*Problem description*:
Copy exactly, and only, the lines from the one with "Transcribe this image's" to the end of the listing; omit pictures.

Data records
----------------------------------------
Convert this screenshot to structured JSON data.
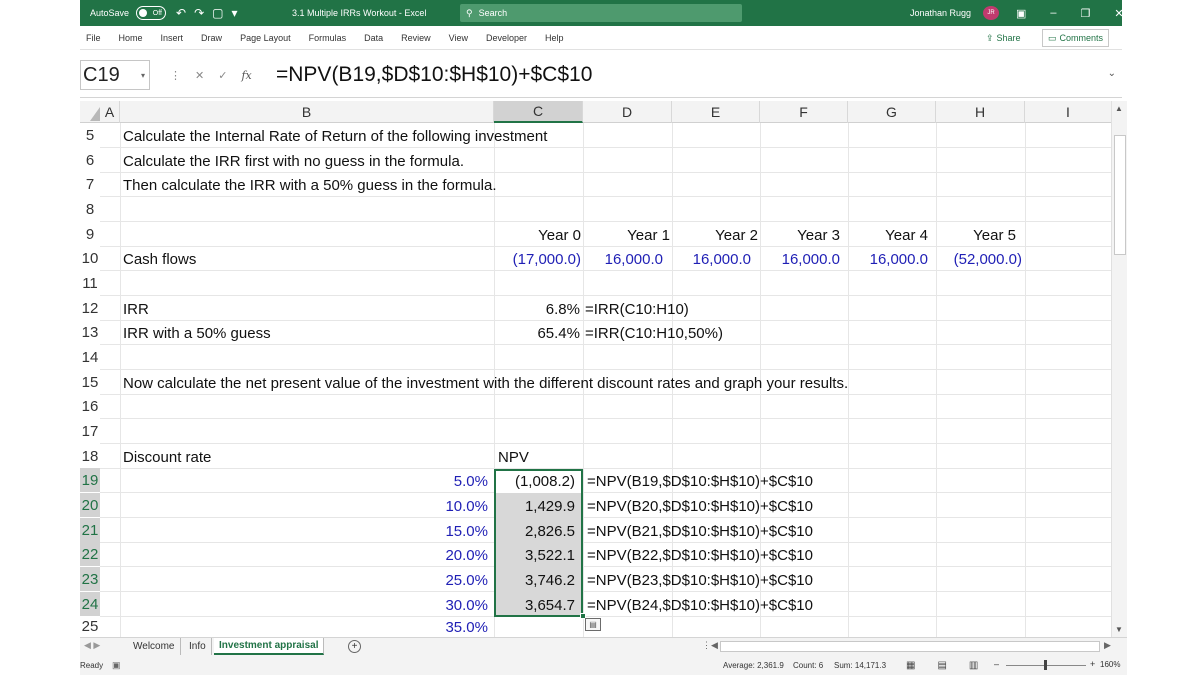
{
  "titlebar": {
    "autosave_label": "AutoSave",
    "autosave_state": "Off",
    "document_title": "3.1 Multiple IRRs Workout  -  Excel",
    "search_placeholder": "Search",
    "user_name": "Jonathan Rugg",
    "user_initials": "JR"
  },
  "ribbon": {
    "tabs": [
      "File",
      "Home",
      "Insert",
      "Draw",
      "Page Layout",
      "Formulas",
      "Data",
      "Review",
      "View",
      "Developer",
      "Help"
    ],
    "share_label": "Share",
    "comments_label": "Comments"
  },
  "formula_bar": {
    "name_box": "C19",
    "formula": "=NPV(B19,$D$10:$H$10)+$C$10"
  },
  "columns": [
    "A",
    "B",
    "C",
    "D",
    "E",
    "F",
    "G",
    "H",
    "I"
  ],
  "active_column": "C",
  "rows": [
    "5",
    "6",
    "7",
    "8",
    "9",
    "10",
    "11",
    "12",
    "13",
    "14",
    "15",
    "16",
    "17",
    "18",
    "19",
    "20",
    "21",
    "22",
    "23",
    "24",
    "25"
  ],
  "sheet": {
    "instructions": [
      "Calculate the Internal Rate of Return of the following investment",
      "Calculate the IRR first with no guess in the formula.",
      "Then calculate the IRR with a 50% guess in the formula."
    ],
    "years": [
      "Year 0",
      "Year 1",
      "Year 2",
      "Year 3",
      "Year 4",
      "Year 5"
    ],
    "cash_flows_label": "Cash flows",
    "cash_flows": [
      "(17,000.0)",
      "16,000.0",
      "16,000.0",
      "16,000.0",
      "16,000.0",
      "(52,000.0)"
    ],
    "irr_label": "IRR",
    "irr_value": "6.8%",
    "irr_formula": "=IRR(C10:H10)",
    "irr_guess_label": "IRR with a 50% guess",
    "irr_guess_value": "65.4%",
    "irr_guess_formula": "=IRR(C10:H10,50%)",
    "npv_instruction": "Now calculate the net present value of the investment with the different discount rates and graph your results.",
    "discount_rate_label": "Discount rate",
    "npv_label": "NPV",
    "discount_rows": [
      {
        "rate": "5.0%",
        "npv": "(1,008.2)",
        "formula": "=NPV(B19,$D$10:$H$10)+$C$10"
      },
      {
        "rate": "10.0%",
        "npv": "1,429.9",
        "formula": "=NPV(B20,$D$10:$H$10)+$C$10"
      },
      {
        "rate": "15.0%",
        "npv": "2,826.5",
        "formula": "=NPV(B21,$D$10:$H$10)+$C$10"
      },
      {
        "rate": "20.0%",
        "npv": "3,522.1",
        "formula": "=NPV(B22,$D$10:$H$10)+$C$10"
      },
      {
        "rate": "25.0%",
        "npv": "3,746.2",
        "formula": "=NPV(B23,$D$10:$H$10)+$C$10"
      },
      {
        "rate": "30.0%",
        "npv": "3,654.7",
        "formula": "=NPV(B24,$D$10:$H$10)+$C$10"
      },
      {
        "rate": "35.0%",
        "npv": "",
        "formula": ""
      }
    ]
  },
  "sheet_tabs": [
    "Welcome",
    "Info",
    "Investment appraisal"
  ],
  "active_sheet": "Investment appraisal",
  "status": {
    "ready": "Ready",
    "average": "Average: 2,361.9",
    "count": "Count: 6",
    "sum": "Sum: 14,171.3",
    "zoom": "160%"
  },
  "colors": {
    "excel_green": "#217346",
    "input_blue": "#1f1fb5",
    "selection_gray": "#d8d8d8"
  }
}
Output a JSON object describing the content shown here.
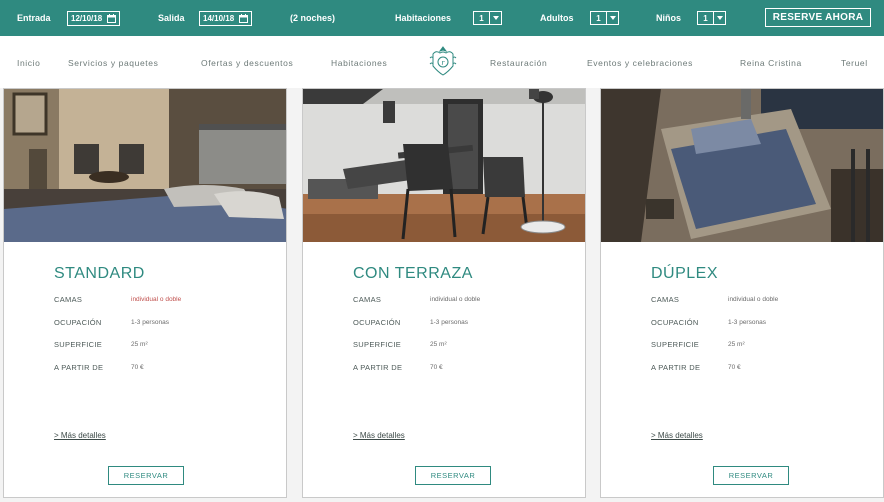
{
  "booking": {
    "checkin_label": "Entrada",
    "checkin_value": "12/10/18",
    "checkout_label": "Salida",
    "checkout_value": "14/10/18",
    "nights": "(2 noches)",
    "rooms_label": "Habitaciones",
    "rooms_value": "1",
    "adults_label": "Adultos",
    "adults_value": "1",
    "children_label": "Niños",
    "children_value": "1",
    "reserve_now": "RESERVE AHORA"
  },
  "nav": {
    "items": [
      {
        "label": "Inicio"
      },
      {
        "label": "Servicios y paquetes"
      },
      {
        "label": "Ofertas y descuentos"
      },
      {
        "label": "Habitaciones"
      },
      {
        "label": "Restauración"
      },
      {
        "label": "Eventos y celebraciones"
      },
      {
        "label": "Reina Cristina"
      },
      {
        "label": "Teruel"
      }
    ]
  },
  "cards": [
    {
      "title": "STANDARD",
      "specs": [
        {
          "label": "CAMAS",
          "value": "individual o doble"
        },
        {
          "label": "OCUPACIÓN",
          "value": "1-3 personas"
        },
        {
          "label": "SUPERFICIE",
          "value": "25 m²"
        },
        {
          "label": "A PARTIR DE",
          "value": "70 €"
        }
      ],
      "details": "> Más detalles",
      "reserve": "RESERVAR"
    },
    {
      "title": "CON TERRAZA",
      "specs": [
        {
          "label": "CAMAS",
          "value": "individual o doble"
        },
        {
          "label": "OCUPACIÓN",
          "value": "1-3 personas"
        },
        {
          "label": "SUPERFICIE",
          "value": "25 m²"
        },
        {
          "label": "A PARTIR DE",
          "value": "70 €"
        }
      ],
      "details": "> Más detalles",
      "reserve": "RESERVAR"
    },
    {
      "title": "DÚPLEX",
      "specs": [
        {
          "label": "CAMAS",
          "value": "individual o doble"
        },
        {
          "label": "OCUPACIÓN",
          "value": "1-3 personas"
        },
        {
          "label": "SUPERFICIE",
          "value": "25 m²"
        },
        {
          "label": "A PARTIR DE",
          "value": "70 €"
        }
      ],
      "details": "> Más detalles",
      "reserve": "RESERVAR"
    }
  ],
  "colors": {
    "brand": "#2f8a80",
    "background": "#f3f3f3"
  }
}
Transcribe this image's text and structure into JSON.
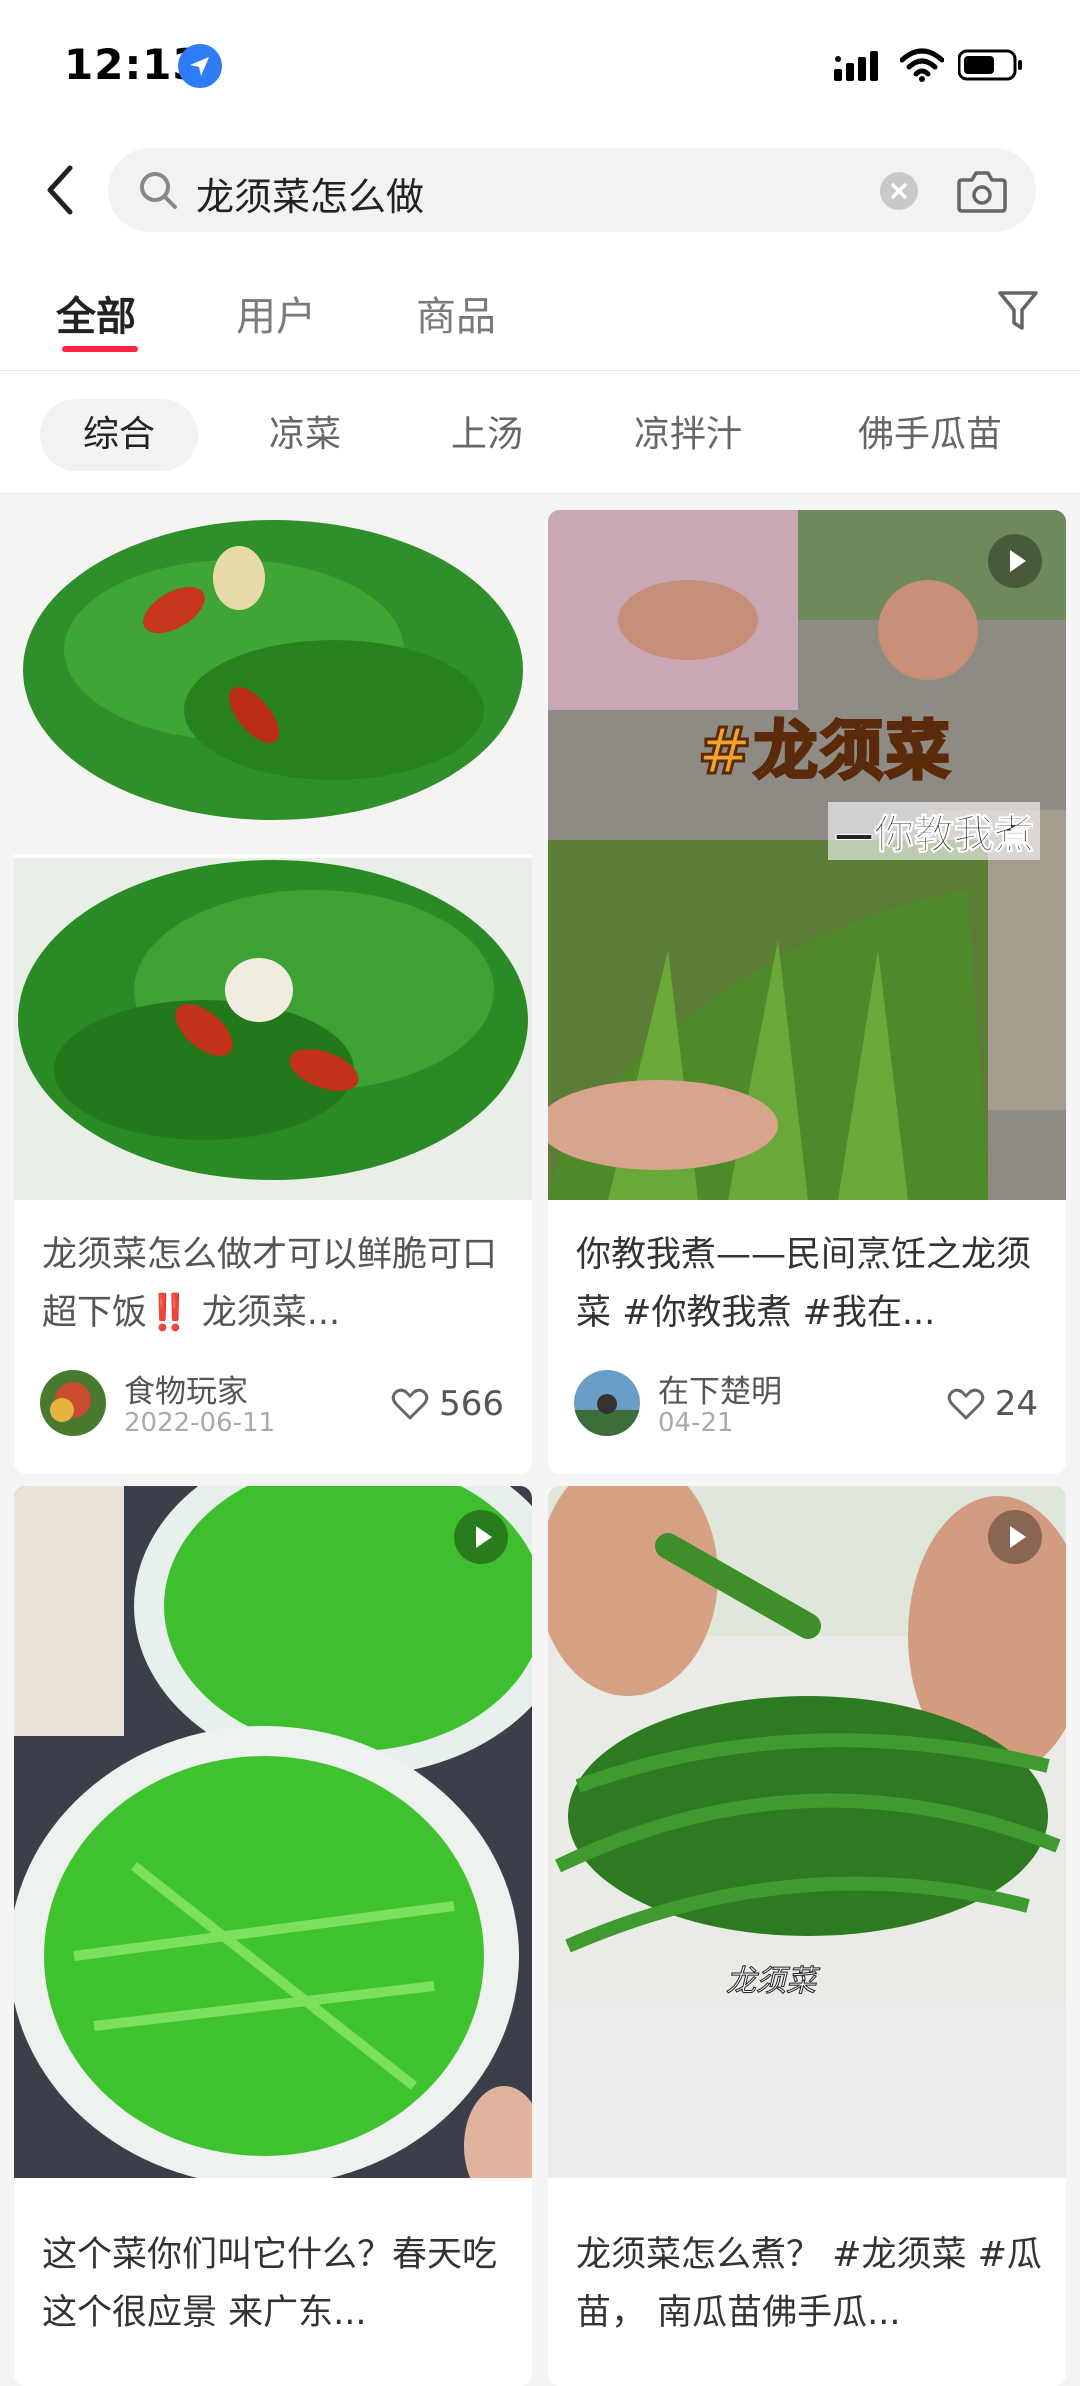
{
  "status": {
    "time": "12:13"
  },
  "search": {
    "query": "龙须菜怎么做"
  },
  "tabs": [
    "全部",
    "用户",
    "商品"
  ],
  "chips": [
    "综合",
    "凉菜",
    "上汤",
    "凉拌汁",
    "佛手瓜苗"
  ],
  "cards": [
    {
      "title": "龙须菜怎么做才可以鲜脆可口超下饭‼️ 龙须菜...",
      "author": "食物玩家",
      "date": "2022-06-11",
      "likes": "566",
      "video": false
    },
    {
      "title": "你教我煮——民间烹饪之龙须菜 #你教我煮 #我在...",
      "author": "在下楚明",
      "date": "04-21",
      "likes": "24",
      "video": true,
      "overlay_main": "#龙须菜",
      "overlay_sub": "—你教我煮"
    },
    {
      "title": "这个菜你们叫它什么？春天吃这个很应景 来广东...",
      "video": true
    },
    {
      "title": "龙须菜怎么煮？ #龙须菜 #瓜苗， 南瓜苗佛手瓜...",
      "video": true,
      "overlay_caption": "龙须菜"
    }
  ],
  "colors": {
    "accent": "#ff2442",
    "location": "#2f7cf6"
  }
}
----------------------------------------
*The response*:
Transcribe this image's text and structure into JSON.
{
  "status": {
    "time": "12:13"
  },
  "search": {
    "query": "龙须菜怎么做"
  },
  "tabs": [
    "全部",
    "用户",
    "商品"
  ],
  "chips": [
    "综合",
    "凉菜",
    "上汤",
    "凉拌汁",
    "佛手瓜苗"
  ],
  "cards": [
    {
      "title": "龙须菜怎么做才可以鲜脆可口超下饭‼️ 龙须菜...",
      "author": "食物玩家",
      "date": "2022-06-11",
      "likes": "566",
      "video": false
    },
    {
      "title": "你教我煮——民间烹饪之龙须菜 #你教我煮 #我在...",
      "author": "在下楚明",
      "date": "04-21",
      "likes": "24",
      "video": true,
      "overlay_main": "#龙须菜",
      "overlay_sub": "—你教我煮"
    },
    {
      "title": "这个菜你们叫它什么？春天吃这个很应景 来广东...",
      "video": true
    },
    {
      "title": "龙须菜怎么煮？ #龙须菜 #瓜苗， 南瓜苗佛手瓜...",
      "video": true,
      "overlay_caption": "龙须菜"
    }
  ],
  "colors": {
    "accent": "#ff2442",
    "location": "#2f7cf6"
  }
}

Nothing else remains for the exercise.